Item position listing

----------

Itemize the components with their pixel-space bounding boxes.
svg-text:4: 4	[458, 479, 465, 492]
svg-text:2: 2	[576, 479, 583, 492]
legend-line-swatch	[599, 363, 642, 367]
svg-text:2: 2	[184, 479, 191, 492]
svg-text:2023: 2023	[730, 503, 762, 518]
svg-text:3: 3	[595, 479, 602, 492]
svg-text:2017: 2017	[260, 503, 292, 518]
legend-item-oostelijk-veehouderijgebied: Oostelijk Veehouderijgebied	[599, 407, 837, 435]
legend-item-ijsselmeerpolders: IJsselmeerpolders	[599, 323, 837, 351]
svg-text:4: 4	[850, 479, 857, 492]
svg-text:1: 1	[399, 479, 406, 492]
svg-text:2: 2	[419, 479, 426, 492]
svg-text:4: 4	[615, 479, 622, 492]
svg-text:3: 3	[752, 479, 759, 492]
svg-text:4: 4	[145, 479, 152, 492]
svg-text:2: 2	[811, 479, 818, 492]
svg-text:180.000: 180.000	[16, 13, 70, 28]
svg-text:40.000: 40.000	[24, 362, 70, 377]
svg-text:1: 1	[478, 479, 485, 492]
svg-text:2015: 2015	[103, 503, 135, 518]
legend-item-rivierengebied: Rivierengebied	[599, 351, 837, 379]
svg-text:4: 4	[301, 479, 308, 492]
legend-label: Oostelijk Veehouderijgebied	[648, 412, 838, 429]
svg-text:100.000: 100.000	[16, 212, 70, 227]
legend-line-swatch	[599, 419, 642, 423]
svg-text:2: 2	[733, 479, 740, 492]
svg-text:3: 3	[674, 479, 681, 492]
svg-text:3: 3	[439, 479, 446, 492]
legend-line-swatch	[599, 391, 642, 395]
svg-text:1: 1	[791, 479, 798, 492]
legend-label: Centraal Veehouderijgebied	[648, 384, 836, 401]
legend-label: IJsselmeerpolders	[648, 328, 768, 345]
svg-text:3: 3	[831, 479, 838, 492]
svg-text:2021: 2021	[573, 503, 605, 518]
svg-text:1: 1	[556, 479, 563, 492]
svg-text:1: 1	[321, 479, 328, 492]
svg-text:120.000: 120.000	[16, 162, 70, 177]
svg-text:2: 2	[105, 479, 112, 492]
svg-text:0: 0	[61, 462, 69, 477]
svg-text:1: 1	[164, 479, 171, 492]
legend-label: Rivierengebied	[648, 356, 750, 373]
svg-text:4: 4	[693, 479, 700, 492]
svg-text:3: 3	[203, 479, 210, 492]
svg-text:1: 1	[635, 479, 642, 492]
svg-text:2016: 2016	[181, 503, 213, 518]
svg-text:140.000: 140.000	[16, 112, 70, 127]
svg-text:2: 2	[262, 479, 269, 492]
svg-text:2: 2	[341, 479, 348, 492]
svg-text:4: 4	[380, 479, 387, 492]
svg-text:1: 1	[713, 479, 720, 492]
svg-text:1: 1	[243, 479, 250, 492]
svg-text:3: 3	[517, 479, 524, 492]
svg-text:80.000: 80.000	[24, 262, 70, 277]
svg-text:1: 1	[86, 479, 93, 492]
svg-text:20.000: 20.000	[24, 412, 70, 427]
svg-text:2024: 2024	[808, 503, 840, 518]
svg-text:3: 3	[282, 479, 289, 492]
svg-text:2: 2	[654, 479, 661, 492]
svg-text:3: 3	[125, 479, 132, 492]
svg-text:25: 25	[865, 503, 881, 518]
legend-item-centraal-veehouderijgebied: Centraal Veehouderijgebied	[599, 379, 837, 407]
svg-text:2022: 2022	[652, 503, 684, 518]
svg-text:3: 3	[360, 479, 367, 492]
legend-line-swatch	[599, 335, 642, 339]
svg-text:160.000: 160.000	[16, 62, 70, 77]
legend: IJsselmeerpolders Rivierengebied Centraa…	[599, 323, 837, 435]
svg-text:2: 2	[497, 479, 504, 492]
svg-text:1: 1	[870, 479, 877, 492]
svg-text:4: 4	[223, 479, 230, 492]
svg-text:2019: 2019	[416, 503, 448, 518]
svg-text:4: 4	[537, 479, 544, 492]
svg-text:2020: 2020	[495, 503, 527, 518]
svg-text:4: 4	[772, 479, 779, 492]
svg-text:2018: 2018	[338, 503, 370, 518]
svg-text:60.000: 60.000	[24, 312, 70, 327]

----------

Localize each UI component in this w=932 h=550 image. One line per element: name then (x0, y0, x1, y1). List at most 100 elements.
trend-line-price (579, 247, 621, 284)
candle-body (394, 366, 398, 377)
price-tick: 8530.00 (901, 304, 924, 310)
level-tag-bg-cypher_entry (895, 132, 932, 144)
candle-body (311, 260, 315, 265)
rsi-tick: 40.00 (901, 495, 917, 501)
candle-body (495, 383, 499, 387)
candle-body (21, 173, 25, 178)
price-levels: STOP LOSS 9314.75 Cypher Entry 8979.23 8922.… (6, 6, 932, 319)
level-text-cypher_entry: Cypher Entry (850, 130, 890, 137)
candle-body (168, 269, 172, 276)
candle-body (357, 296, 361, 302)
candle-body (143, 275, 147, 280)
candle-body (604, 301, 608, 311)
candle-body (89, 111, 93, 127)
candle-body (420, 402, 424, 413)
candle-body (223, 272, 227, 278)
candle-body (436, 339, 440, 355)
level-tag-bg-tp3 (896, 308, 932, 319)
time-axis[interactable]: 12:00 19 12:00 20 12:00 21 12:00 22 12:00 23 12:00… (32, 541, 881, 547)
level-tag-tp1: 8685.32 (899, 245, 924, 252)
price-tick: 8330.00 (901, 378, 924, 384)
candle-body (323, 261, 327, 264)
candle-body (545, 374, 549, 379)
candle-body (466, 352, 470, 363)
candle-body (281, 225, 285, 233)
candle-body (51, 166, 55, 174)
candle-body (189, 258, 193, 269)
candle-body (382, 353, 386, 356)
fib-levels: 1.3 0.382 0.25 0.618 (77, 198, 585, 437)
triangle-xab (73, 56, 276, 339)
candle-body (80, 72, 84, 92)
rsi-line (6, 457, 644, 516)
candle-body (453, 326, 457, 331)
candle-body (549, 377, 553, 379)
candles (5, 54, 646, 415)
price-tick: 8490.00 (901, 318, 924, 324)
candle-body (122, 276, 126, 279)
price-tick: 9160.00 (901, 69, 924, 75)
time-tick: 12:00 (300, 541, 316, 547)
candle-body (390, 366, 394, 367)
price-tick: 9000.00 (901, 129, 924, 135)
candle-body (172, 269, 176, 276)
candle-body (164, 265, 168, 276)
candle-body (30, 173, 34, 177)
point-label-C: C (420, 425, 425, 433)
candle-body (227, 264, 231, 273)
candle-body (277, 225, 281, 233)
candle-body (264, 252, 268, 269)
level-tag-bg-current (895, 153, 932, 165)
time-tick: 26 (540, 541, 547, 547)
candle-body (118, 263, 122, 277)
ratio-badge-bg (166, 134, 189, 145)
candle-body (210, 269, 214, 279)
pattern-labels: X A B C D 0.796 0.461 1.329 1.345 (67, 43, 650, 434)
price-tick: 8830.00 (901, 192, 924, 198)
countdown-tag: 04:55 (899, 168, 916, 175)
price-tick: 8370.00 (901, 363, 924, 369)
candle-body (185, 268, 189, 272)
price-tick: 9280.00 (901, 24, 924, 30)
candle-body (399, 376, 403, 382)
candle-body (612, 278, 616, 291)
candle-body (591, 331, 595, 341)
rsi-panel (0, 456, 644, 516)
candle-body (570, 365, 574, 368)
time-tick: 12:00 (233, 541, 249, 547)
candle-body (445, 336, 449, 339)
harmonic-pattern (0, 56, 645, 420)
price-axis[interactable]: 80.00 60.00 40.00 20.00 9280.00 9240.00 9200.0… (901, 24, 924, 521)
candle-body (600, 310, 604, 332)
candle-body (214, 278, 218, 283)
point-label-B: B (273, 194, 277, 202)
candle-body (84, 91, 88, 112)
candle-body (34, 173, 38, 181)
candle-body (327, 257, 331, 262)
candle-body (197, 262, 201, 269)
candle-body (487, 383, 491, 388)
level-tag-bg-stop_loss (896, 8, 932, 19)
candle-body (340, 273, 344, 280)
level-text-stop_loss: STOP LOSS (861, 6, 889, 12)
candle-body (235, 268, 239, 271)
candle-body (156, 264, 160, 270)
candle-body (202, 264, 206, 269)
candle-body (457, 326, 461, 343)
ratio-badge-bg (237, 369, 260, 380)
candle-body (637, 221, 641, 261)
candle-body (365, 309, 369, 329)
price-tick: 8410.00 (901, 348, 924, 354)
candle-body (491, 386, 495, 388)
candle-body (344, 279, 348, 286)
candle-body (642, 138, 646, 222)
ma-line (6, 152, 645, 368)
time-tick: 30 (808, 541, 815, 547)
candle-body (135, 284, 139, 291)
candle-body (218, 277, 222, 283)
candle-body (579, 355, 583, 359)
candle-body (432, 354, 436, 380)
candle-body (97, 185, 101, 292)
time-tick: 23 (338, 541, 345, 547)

----------

What is being asked: Print the lines of the listing starting at the one containing "Itemize the components" and ending at the one containing "503, 292, 518]", both included, copying each character for character.

Expected output:
Itemize the components with their pixel-space bounding boxes.
svg-text:4: 4	[458, 479, 465, 492]
svg-text:2: 2	[576, 479, 583, 492]
legend-line-swatch	[599, 363, 642, 367]
svg-text:2: 2	[184, 479, 191, 492]
svg-text:2023: 2023	[730, 503, 762, 518]
svg-text:3: 3	[595, 479, 602, 492]
svg-text:2017: 2017	[260, 503, 292, 518]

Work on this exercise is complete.